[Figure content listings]
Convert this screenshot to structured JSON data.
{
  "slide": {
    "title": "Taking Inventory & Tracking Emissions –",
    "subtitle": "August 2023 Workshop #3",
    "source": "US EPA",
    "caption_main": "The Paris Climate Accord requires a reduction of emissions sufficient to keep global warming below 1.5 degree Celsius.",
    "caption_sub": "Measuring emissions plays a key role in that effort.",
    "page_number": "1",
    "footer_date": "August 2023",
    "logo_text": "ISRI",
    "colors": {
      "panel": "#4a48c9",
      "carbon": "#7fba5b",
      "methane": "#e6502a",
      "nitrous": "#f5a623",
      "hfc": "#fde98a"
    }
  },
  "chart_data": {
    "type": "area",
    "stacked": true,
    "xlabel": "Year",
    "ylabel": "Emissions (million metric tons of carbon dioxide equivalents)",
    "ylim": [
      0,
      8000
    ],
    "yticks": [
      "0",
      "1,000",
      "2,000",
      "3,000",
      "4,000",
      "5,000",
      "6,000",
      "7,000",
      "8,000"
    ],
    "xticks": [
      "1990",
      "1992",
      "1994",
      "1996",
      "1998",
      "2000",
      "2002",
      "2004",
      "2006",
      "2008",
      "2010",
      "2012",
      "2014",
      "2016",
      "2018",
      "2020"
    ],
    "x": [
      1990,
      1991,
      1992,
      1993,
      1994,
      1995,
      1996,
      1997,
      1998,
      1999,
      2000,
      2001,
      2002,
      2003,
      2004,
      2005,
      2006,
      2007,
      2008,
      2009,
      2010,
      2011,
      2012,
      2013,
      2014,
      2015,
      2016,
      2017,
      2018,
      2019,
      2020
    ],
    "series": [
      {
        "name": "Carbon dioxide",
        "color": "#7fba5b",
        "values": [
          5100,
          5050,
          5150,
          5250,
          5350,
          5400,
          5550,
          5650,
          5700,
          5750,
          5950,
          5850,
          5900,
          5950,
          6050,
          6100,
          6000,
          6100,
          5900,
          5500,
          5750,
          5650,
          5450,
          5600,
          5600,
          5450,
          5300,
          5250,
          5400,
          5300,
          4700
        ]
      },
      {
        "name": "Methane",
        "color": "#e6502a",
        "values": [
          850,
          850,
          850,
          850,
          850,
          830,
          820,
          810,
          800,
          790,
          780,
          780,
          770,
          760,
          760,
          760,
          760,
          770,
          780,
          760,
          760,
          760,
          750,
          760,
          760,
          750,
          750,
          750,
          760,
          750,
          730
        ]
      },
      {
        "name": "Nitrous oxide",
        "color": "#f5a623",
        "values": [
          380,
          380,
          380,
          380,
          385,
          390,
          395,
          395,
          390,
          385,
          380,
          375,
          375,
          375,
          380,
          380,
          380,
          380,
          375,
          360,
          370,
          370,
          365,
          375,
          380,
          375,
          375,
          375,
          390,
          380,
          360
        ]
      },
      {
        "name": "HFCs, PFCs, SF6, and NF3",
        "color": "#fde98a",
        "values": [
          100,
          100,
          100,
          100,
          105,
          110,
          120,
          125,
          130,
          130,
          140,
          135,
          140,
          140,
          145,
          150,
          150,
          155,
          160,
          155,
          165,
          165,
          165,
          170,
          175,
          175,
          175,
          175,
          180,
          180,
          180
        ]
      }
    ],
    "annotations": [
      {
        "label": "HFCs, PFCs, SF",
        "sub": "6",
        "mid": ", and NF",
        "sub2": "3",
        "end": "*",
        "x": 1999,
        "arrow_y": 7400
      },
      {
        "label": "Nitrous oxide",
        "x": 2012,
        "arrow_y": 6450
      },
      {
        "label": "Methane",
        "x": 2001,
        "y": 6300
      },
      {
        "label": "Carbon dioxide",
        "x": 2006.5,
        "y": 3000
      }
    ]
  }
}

Instruction:
Transcribe every record above exactly as it appears.

Task solution:
Convert this screenshot to structured JSON data.
{
  "slide": {
    "title": "Taking Inventory & Tracking Emissions –",
    "subtitle": "August 2023 Workshop #3",
    "source": "US EPA",
    "caption_main": "The Paris Climate Accord requires a reduction of emissions sufficient to keep global warming below 1.5 degree Celsius.",
    "caption_sub": "Measuring emissions plays a key role in that effort.",
    "page_number": "1",
    "footer_date": "August 2023",
    "logo_text": "ISRI",
    "colors": {
      "panel": "#4a48c9",
      "carbon": "#7fba5b",
      "methane": "#e6502a",
      "nitrous": "#f5a623",
      "hfc": "#fde98a"
    }
  },
  "chart_data": {
    "type": "area",
    "stacked": true,
    "xlabel": "Year",
    "ylabel": "Emissions (million metric tons of carbon dioxide equivalents)",
    "ylim": [
      0,
      8000
    ],
    "yticks": [
      "0",
      "1,000",
      "2,000",
      "3,000",
      "4,000",
      "5,000",
      "6,000",
      "7,000",
      "8,000"
    ],
    "xticks": [
      "1990",
      "1992",
      "1994",
      "1996",
      "1998",
      "2000",
      "2002",
      "2004",
      "2006",
      "2008",
      "2010",
      "2012",
      "2014",
      "2016",
      "2018",
      "2020"
    ],
    "x": [
      1990,
      1991,
      1992,
      1993,
      1994,
      1995,
      1996,
      1997,
      1998,
      1999,
      2000,
      2001,
      2002,
      2003,
      2004,
      2005,
      2006,
      2007,
      2008,
      2009,
      2010,
      2011,
      2012,
      2013,
      2014,
      2015,
      2016,
      2017,
      2018,
      2019,
      2020
    ],
    "series": [
      {
        "name": "Carbon dioxide",
        "color": "#7fba5b",
        "values": [
          5100,
          5050,
          5150,
          5250,
          5350,
          5400,
          5550,
          5650,
          5700,
          5750,
          5950,
          5850,
          5900,
          5950,
          6050,
          6100,
          6000,
          6100,
          5900,
          5500,
          5750,
          5650,
          5450,
          5600,
          5600,
          5450,
          5300,
          5250,
          5400,
          5300,
          4700
        ]
      },
      {
        "name": "Methane",
        "color": "#e6502a",
        "values": [
          850,
          850,
          850,
          850,
          850,
          830,
          820,
          810,
          800,
          790,
          780,
          780,
          770,
          760,
          760,
          760,
          760,
          770,
          780,
          760,
          760,
          760,
          750,
          760,
          760,
          750,
          750,
          750,
          760,
          750,
          730
        ]
      },
      {
        "name": "Nitrous oxide",
        "color": "#f5a623",
        "values": [
          380,
          380,
          380,
          380,
          385,
          390,
          395,
          395,
          390,
          385,
          380,
          375,
          375,
          375,
          380,
          380,
          380,
          380,
          375,
          360,
          370,
          370,
          365,
          375,
          380,
          375,
          375,
          375,
          390,
          380,
          360
        ]
      },
      {
        "name": "HFCs, PFCs, SF6, and NF3",
        "color": "#fde98a",
        "values": [
          100,
          100,
          100,
          100,
          105,
          110,
          120,
          125,
          130,
          130,
          140,
          135,
          140,
          140,
          145,
          150,
          150,
          155,
          160,
          155,
          165,
          165,
          165,
          170,
          175,
          175,
          175,
          175,
          180,
          180,
          180
        ]
      }
    ],
    "annotations": [
      {
        "label": "HFCs, PFCs, SF",
        "sub": "6",
        "mid": ", and NF",
        "sub2": "3",
        "end": "*",
        "x": 1999,
        "arrow_y": 7400
      },
      {
        "label": "Nitrous oxide",
        "x": 2012,
        "arrow_y": 6450
      },
      {
        "label": "Methane",
        "x": 2001,
        "y": 6300
      },
      {
        "label": "Carbon dioxide",
        "x": 2006.5,
        "y": 3000
      }
    ]
  }
}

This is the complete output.